● What needs to be done:
Gather all lines in the records below that include the word "Time".

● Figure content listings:
------------------------------------------------------------

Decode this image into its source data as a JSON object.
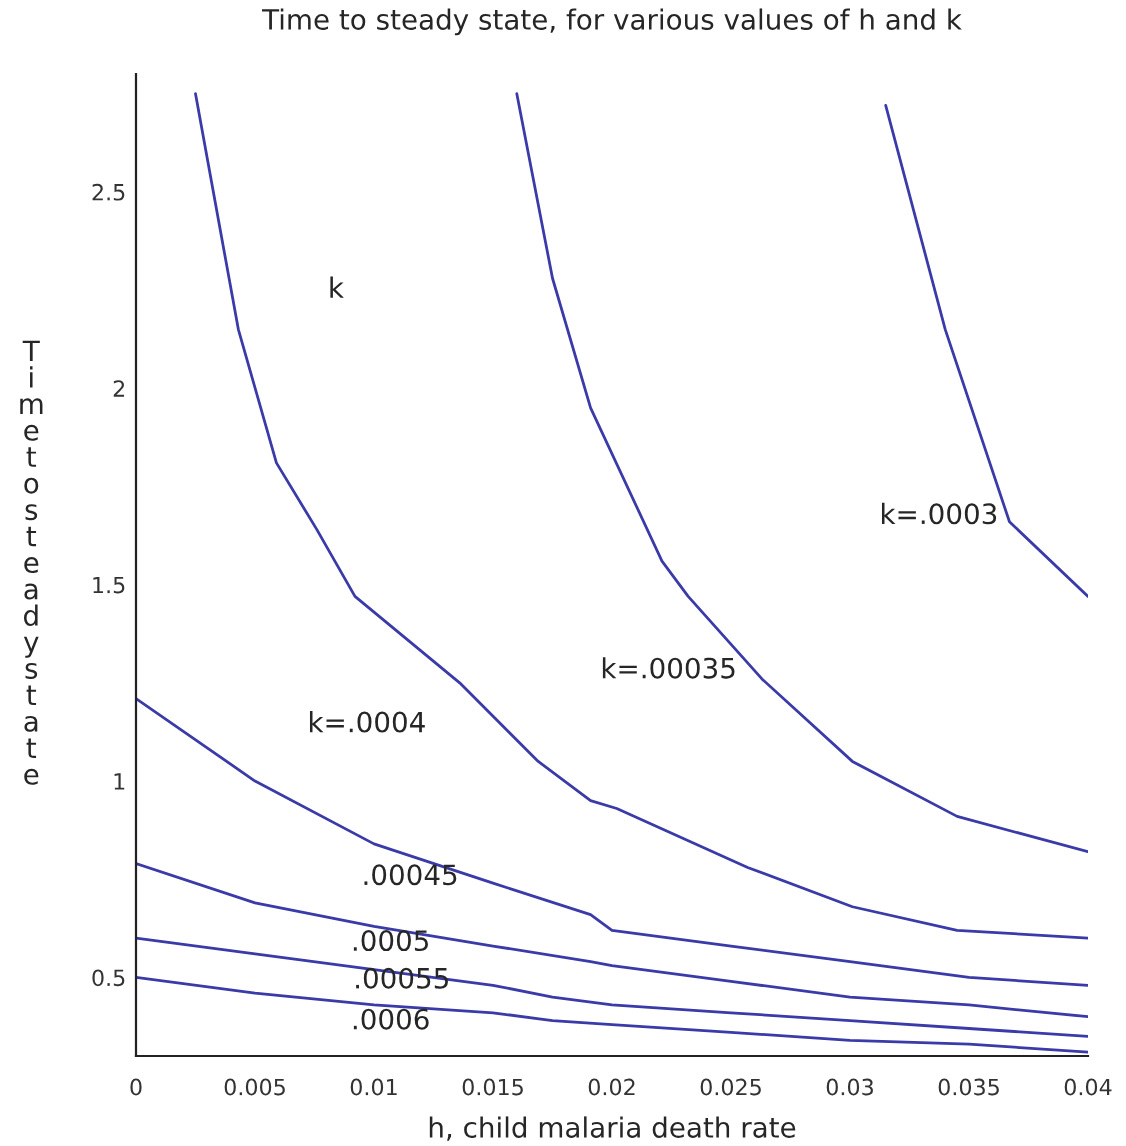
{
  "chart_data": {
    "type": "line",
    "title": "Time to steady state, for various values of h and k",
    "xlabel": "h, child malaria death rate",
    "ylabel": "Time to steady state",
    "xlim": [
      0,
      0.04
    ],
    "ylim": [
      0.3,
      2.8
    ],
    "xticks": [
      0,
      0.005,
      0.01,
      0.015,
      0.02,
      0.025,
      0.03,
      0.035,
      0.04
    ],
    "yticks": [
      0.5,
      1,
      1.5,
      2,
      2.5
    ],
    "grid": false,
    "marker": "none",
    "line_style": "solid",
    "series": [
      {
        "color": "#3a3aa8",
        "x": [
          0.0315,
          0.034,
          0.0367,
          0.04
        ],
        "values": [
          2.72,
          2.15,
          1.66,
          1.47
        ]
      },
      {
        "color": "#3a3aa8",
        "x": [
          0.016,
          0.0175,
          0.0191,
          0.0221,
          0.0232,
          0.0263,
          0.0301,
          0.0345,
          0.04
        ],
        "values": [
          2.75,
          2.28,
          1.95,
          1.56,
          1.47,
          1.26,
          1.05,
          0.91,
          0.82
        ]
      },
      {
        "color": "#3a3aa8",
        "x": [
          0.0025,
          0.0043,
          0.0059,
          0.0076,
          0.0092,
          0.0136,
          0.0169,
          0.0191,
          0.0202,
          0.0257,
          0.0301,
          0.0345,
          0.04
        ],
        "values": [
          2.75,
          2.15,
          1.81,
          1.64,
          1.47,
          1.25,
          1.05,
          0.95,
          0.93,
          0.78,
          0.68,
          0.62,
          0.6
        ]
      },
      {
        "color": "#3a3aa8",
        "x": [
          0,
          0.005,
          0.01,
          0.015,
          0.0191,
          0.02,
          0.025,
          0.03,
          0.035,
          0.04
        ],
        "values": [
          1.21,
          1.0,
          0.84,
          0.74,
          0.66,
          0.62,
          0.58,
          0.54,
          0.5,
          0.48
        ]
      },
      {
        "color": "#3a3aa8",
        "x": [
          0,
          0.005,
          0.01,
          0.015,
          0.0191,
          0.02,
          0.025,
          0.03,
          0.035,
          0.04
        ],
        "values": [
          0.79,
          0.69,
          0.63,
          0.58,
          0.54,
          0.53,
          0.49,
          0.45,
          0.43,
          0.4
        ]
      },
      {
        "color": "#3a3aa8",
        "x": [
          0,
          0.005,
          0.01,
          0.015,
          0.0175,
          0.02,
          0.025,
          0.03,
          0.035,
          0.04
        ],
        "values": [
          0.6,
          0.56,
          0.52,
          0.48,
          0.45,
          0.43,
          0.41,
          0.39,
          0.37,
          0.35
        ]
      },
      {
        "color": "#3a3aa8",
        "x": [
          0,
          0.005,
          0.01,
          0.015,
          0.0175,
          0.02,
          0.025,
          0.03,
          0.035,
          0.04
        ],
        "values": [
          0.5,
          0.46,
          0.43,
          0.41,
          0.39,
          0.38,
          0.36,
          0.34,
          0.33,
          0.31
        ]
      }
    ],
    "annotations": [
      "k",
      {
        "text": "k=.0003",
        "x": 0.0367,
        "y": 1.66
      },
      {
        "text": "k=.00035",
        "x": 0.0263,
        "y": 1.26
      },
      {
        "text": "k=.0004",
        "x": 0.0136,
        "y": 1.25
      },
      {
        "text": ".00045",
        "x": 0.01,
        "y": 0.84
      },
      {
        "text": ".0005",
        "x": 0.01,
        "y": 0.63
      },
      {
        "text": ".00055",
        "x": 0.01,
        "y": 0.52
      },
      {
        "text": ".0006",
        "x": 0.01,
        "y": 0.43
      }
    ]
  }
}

------------------------------------------------------------

● Output below:
    "title": "Time to steady state, for various values of h and k",
    "ylabel": "Time to steady state",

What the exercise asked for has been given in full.